## EXERCISE OBJECTIVE
Without the images, output each record below as it stands.

## SUPPLIED DATA
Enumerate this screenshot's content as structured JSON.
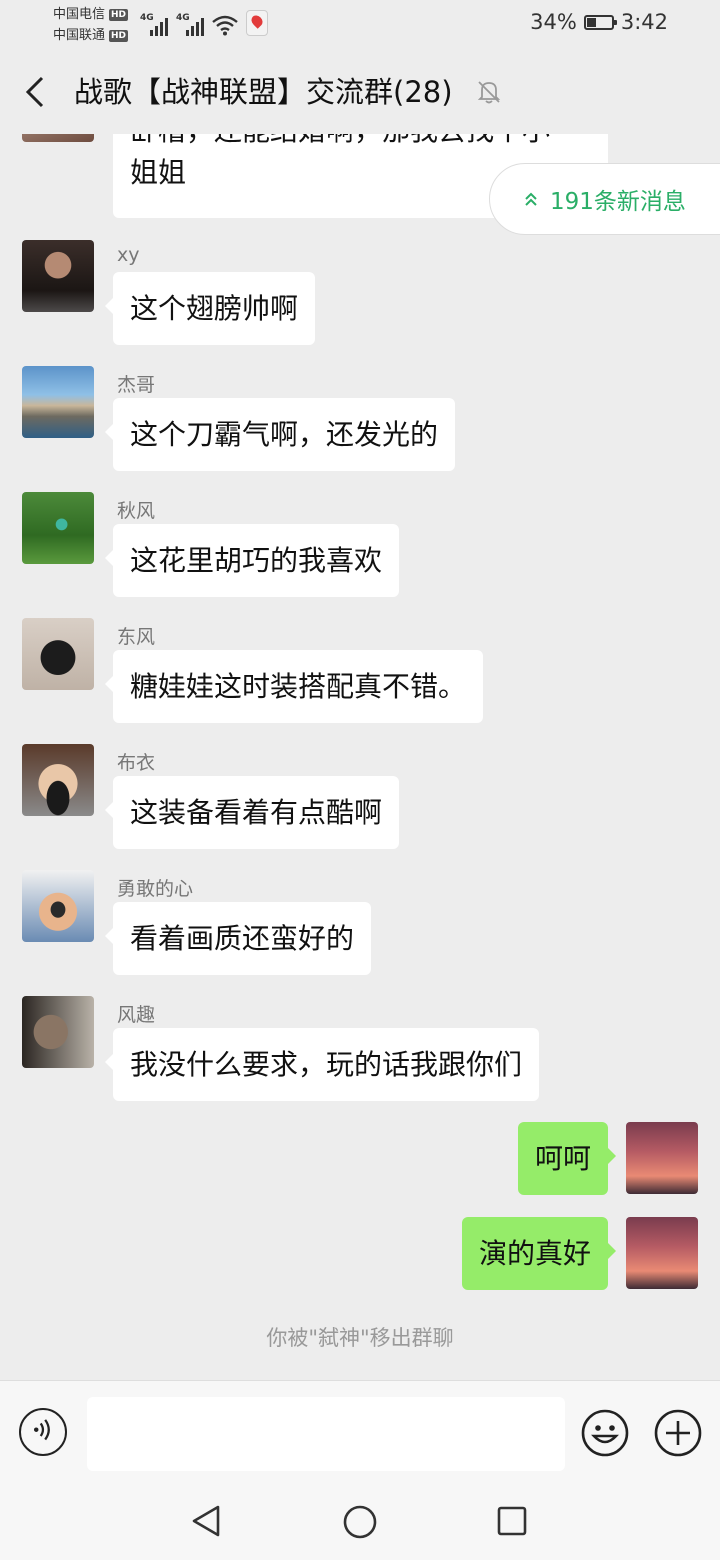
{
  "status_bar": {
    "carrier_1": "中国电信",
    "carrier_2": "中国联通",
    "hd_badge": "HD",
    "network_1": "4G",
    "network_2": "4G",
    "battery_text": "34%",
    "battery_level": 0.34,
    "time": "3:42"
  },
  "header": {
    "title": "战歌【战神联盟】交流群(28)",
    "muted": true
  },
  "new_messages_pill": "191条新消息",
  "partial_message": {
    "line1": "卧槽，还能结婚啊，那我去找个小",
    "line2": "姐姐"
  },
  "messages": [
    {
      "sender": "xy",
      "text": "这个翅膀帅啊",
      "avatar": "man-cigarette-avatar"
    },
    {
      "sender": "杰哥",
      "text": "这个刀霸气啊，还发光的",
      "avatar": "city-skyline-avatar"
    },
    {
      "sender": "秋风",
      "text": "这花里胡巧的我喜欢",
      "avatar": "golfer-avatar"
    },
    {
      "sender": "东风",
      "text": "糖娃娃这时装搭配真不错。",
      "avatar": "black-cat-avatar"
    },
    {
      "sender": "布衣",
      "text": "这装备看着有点酷啊",
      "avatar": "masked-cartoon-avatar"
    },
    {
      "sender": "勇敢的心",
      "text": "看着画质还蛮好的",
      "avatar": "glasses-cartoon-avatar"
    },
    {
      "sender": "风趣",
      "text": "我没什么要求，玩的话我跟你们",
      "avatar": "bearded-man-avatar"
    }
  ],
  "my_messages": [
    {
      "text": "呵呵"
    },
    {
      "text": "演的真好"
    }
  ],
  "system_notice": "你被\"弑神\"移出群聊",
  "colors": {
    "background": "#ededed",
    "my_bubble": "#95ec69",
    "accent_green": "#2aae67"
  }
}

## FINISHED ANSWER
Enumerate this screenshot's content as structured JSON.
{
  "status_bar": {
    "carrier_1": "中国电信",
    "carrier_2": "中国联通",
    "hd_badge": "HD",
    "network_1": "4G",
    "network_2": "4G",
    "battery_text": "34%",
    "battery_level": 0.34,
    "time": "3:42"
  },
  "header": {
    "title": "战歌【战神联盟】交流群(28)",
    "muted": true
  },
  "new_messages_pill": "191条新消息",
  "partial_message": {
    "line1": "卧槽，还能结婚啊，那我去找个小",
    "line2": "姐姐"
  },
  "messages": [
    {
      "sender": "xy",
      "text": "这个翅膀帅啊",
      "avatar": "man-cigarette-avatar"
    },
    {
      "sender": "杰哥",
      "text": "这个刀霸气啊，还发光的",
      "avatar": "city-skyline-avatar"
    },
    {
      "sender": "秋风",
      "text": "这花里胡巧的我喜欢",
      "avatar": "golfer-avatar"
    },
    {
      "sender": "东风",
      "text": "糖娃娃这时装搭配真不错。",
      "avatar": "black-cat-avatar"
    },
    {
      "sender": "布衣",
      "text": "这装备看着有点酷啊",
      "avatar": "masked-cartoon-avatar"
    },
    {
      "sender": "勇敢的心",
      "text": "看着画质还蛮好的",
      "avatar": "glasses-cartoon-avatar"
    },
    {
      "sender": "风趣",
      "text": "我没什么要求，玩的话我跟你们",
      "avatar": "bearded-man-avatar"
    }
  ],
  "my_messages": [
    {
      "text": "呵呵"
    },
    {
      "text": "演的真好"
    }
  ],
  "system_notice": "你被\"弑神\"移出群聊",
  "colors": {
    "background": "#ededed",
    "my_bubble": "#95ec69",
    "accent_green": "#2aae67"
  }
}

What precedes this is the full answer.